Exercise
Look through the material below, count the lines containing the word "JSON", and state only the count.

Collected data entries
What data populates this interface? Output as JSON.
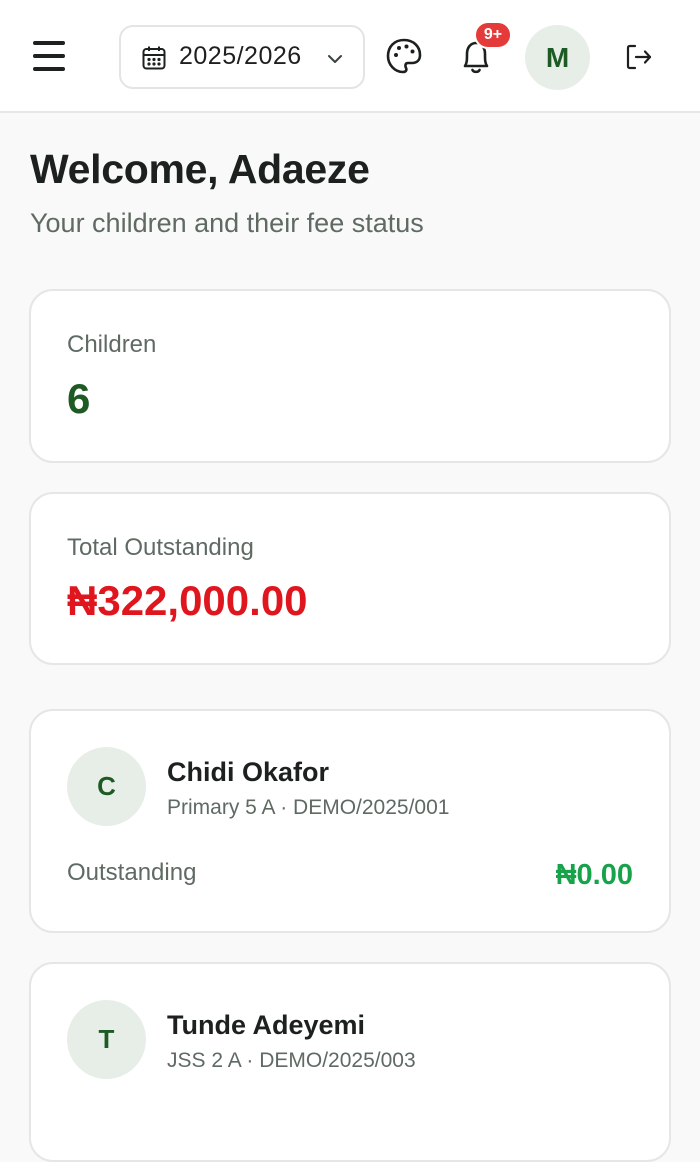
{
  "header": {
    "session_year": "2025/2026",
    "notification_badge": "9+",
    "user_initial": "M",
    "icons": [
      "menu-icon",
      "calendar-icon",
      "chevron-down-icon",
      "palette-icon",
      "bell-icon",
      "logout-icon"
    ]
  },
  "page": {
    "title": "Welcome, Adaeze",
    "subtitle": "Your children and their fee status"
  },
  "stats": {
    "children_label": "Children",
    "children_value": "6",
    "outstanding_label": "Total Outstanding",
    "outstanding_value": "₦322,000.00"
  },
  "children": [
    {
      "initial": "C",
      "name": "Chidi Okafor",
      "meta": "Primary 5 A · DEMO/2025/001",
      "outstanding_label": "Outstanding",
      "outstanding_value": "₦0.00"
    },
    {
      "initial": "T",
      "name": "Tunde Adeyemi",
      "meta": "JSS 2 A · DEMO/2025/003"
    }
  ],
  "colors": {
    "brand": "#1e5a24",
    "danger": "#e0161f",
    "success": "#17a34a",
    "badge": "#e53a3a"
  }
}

...

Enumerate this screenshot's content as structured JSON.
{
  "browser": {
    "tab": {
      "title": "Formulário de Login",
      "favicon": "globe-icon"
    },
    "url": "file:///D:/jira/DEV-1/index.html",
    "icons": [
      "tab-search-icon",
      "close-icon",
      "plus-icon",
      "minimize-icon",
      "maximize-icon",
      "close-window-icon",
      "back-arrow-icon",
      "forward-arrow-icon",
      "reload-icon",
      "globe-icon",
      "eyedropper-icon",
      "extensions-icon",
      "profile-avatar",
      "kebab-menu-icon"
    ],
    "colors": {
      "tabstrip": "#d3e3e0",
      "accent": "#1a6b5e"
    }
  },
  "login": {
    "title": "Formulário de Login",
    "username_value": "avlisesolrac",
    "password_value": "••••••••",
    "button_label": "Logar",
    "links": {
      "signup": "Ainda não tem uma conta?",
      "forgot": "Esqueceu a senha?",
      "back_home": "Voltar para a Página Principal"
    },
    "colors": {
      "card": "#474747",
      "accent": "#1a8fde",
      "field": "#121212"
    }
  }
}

Result
2